> [Stated exercise]:
How many of the lines below hold the word "Grenze"? Answer only with the number.

> [Stored records]:
------
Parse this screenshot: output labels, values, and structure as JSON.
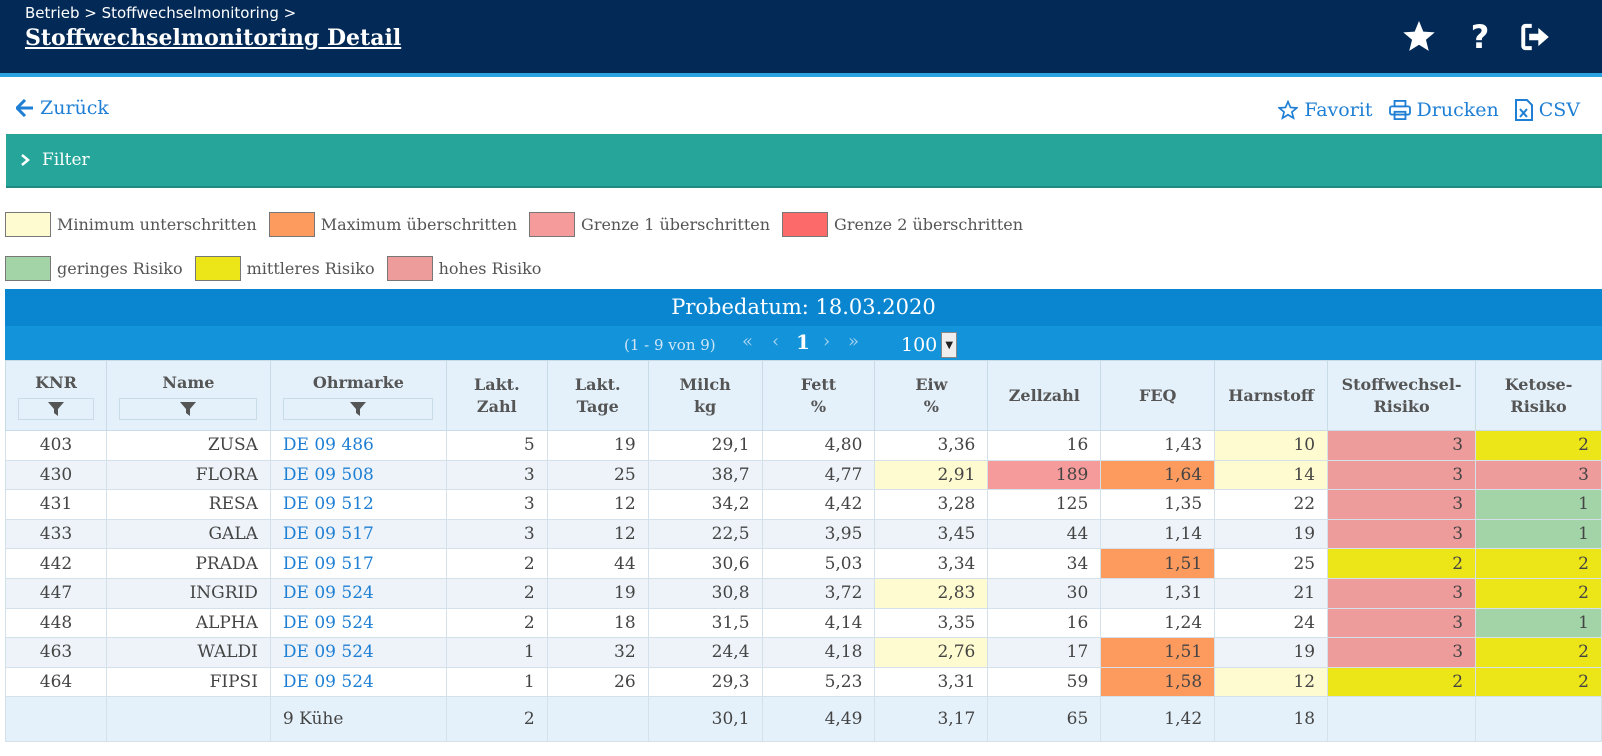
{
  "header": {
    "breadcrumb": "Betrieb > Stoffwechselmonitoring >",
    "title": "Stoffwechselmonitoring Detail",
    "icons": [
      "star-icon",
      "help-icon",
      "logout-icon"
    ]
  },
  "toolbar": {
    "back_label": "Zurück",
    "favorite_label": "Favorit",
    "print_label": "Drucken",
    "csv_label": "CSV"
  },
  "filter": {
    "label": "Filter"
  },
  "legend": {
    "row1": [
      {
        "label": "Minimum unterschritten",
        "color": "#fffbd0"
      },
      {
        "label": "Maximum überschritten",
        "color": "#fd9a5e"
      },
      {
        "label": "Grenze 1 überschritten",
        "color": "#f59b9b"
      },
      {
        "label": "Grenze 2 überschritten",
        "color": "#fd6a6a"
      }
    ],
    "row2": [
      {
        "label": "geringes Risiko",
        "color": "#a3d4a8"
      },
      {
        "label": "mittleres Risiko",
        "color": "#ece518"
      },
      {
        "label": "hohes Risiko",
        "color": "#ee9b9c"
      }
    ]
  },
  "table": {
    "title": "Probedatum: 18.03.2020",
    "pagination": {
      "info": "(1 - 9 von 9)",
      "current_page": "1",
      "page_size": "100"
    },
    "columns": [
      {
        "line1": "KNR",
        "line2": ""
      },
      {
        "line1": "Name",
        "line2": ""
      },
      {
        "line1": "Ohrmarke",
        "line2": ""
      },
      {
        "line1": "Lakt.",
        "line2": "Zahl"
      },
      {
        "line1": "Lakt.",
        "line2": "Tage"
      },
      {
        "line1": "Milch",
        "line2": "kg"
      },
      {
        "line1": "Fett",
        "line2": "%"
      },
      {
        "line1": "Eiw",
        "line2": "%"
      },
      {
        "line1": "Zellzahl",
        "line2": ""
      },
      {
        "line1": "FEQ",
        "line2": ""
      },
      {
        "line1": "Harnstoff",
        "line2": ""
      },
      {
        "line1": "Stoffwechsel-",
        "line2": "Risiko"
      },
      {
        "line1": "Ketose-",
        "line2": "Risiko"
      }
    ],
    "rows": [
      {
        "knr": "403",
        "name": "ZUSA",
        "ohrmarke": "DE 09 486",
        "lakt_zahl": "5",
        "lakt_tage": "19",
        "milch": "29,1",
        "fett": "4,80",
        "eiw": "3,36",
        "zellzahl": "16",
        "feq": "1,43",
        "harnstoff": "10",
        "sw_risiko": "3",
        "ketose": "2"
      },
      {
        "knr": "430",
        "name": "FLORA",
        "ohrmarke": "DE 09 508",
        "lakt_zahl": "3",
        "lakt_tage": "25",
        "milch": "38,7",
        "fett": "4,77",
        "eiw": "2,91",
        "zellzahl": "189",
        "feq": "1,64",
        "harnstoff": "14",
        "sw_risiko": "3",
        "ketose": "3"
      },
      {
        "knr": "431",
        "name": "RESA",
        "ohrmarke": "DE 09 512",
        "lakt_zahl": "3",
        "lakt_tage": "12",
        "milch": "34,2",
        "fett": "4,42",
        "eiw": "3,28",
        "zellzahl": "125",
        "feq": "1,35",
        "harnstoff": "22",
        "sw_risiko": "3",
        "ketose": "1"
      },
      {
        "knr": "433",
        "name": "GALA",
        "ohrmarke": "DE 09 517",
        "lakt_zahl": "3",
        "lakt_tage": "12",
        "milch": "22,5",
        "fett": "3,95",
        "eiw": "3,45",
        "zellzahl": "44",
        "feq": "1,14",
        "harnstoff": "19",
        "sw_risiko": "3",
        "ketose": "1"
      },
      {
        "knr": "442",
        "name": "PRADA",
        "ohrmarke": "DE 09 517",
        "lakt_zahl": "2",
        "lakt_tage": "44",
        "milch": "30,6",
        "fett": "5,03",
        "eiw": "3,34",
        "zellzahl": "34",
        "feq": "1,51",
        "harnstoff": "25",
        "sw_risiko": "2",
        "ketose": "2"
      },
      {
        "knr": "447",
        "name": "INGRID",
        "ohrmarke": "DE 09 524",
        "lakt_zahl": "2",
        "lakt_tage": "19",
        "milch": "30,8",
        "fett": "3,72",
        "eiw": "2,83",
        "zellzahl": "30",
        "feq": "1,31",
        "harnstoff": "21",
        "sw_risiko": "3",
        "ketose": "2"
      },
      {
        "knr": "448",
        "name": "ALPHA",
        "ohrmarke": "DE 09 524",
        "lakt_zahl": "2",
        "lakt_tage": "18",
        "milch": "31,5",
        "fett": "4,14",
        "eiw": "3,35",
        "zellzahl": "16",
        "feq": "1,24",
        "harnstoff": "24",
        "sw_risiko": "3",
        "ketose": "1"
      },
      {
        "knr": "463",
        "name": "WALDI",
        "ohrmarke": "DE 09 524",
        "lakt_zahl": "1",
        "lakt_tage": "32",
        "milch": "24,4",
        "fett": "4,18",
        "eiw": "2,76",
        "zellzahl": "17",
        "feq": "1,51",
        "harnstoff": "19",
        "sw_risiko": "3",
        "ketose": "2"
      },
      {
        "knr": "464",
        "name": "FIPSI",
        "ohrmarke": "DE 09 524",
        "lakt_zahl": "1",
        "lakt_tage": "26",
        "milch": "29,3",
        "fett": "5,23",
        "eiw": "3,31",
        "zellzahl": "59",
        "feq": "1,58",
        "harnstoff": "12",
        "sw_risiko": "2",
        "ketose": "2"
      }
    ],
    "footer": {
      "count": "9 Kühe",
      "lakt_zahl": "2",
      "milch": "30,1",
      "fett": "4,49",
      "eiw": "3,17",
      "zellzahl": "65",
      "feq": "1,42",
      "harnstoff": "18"
    }
  }
}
------
> [Problem solution]:
2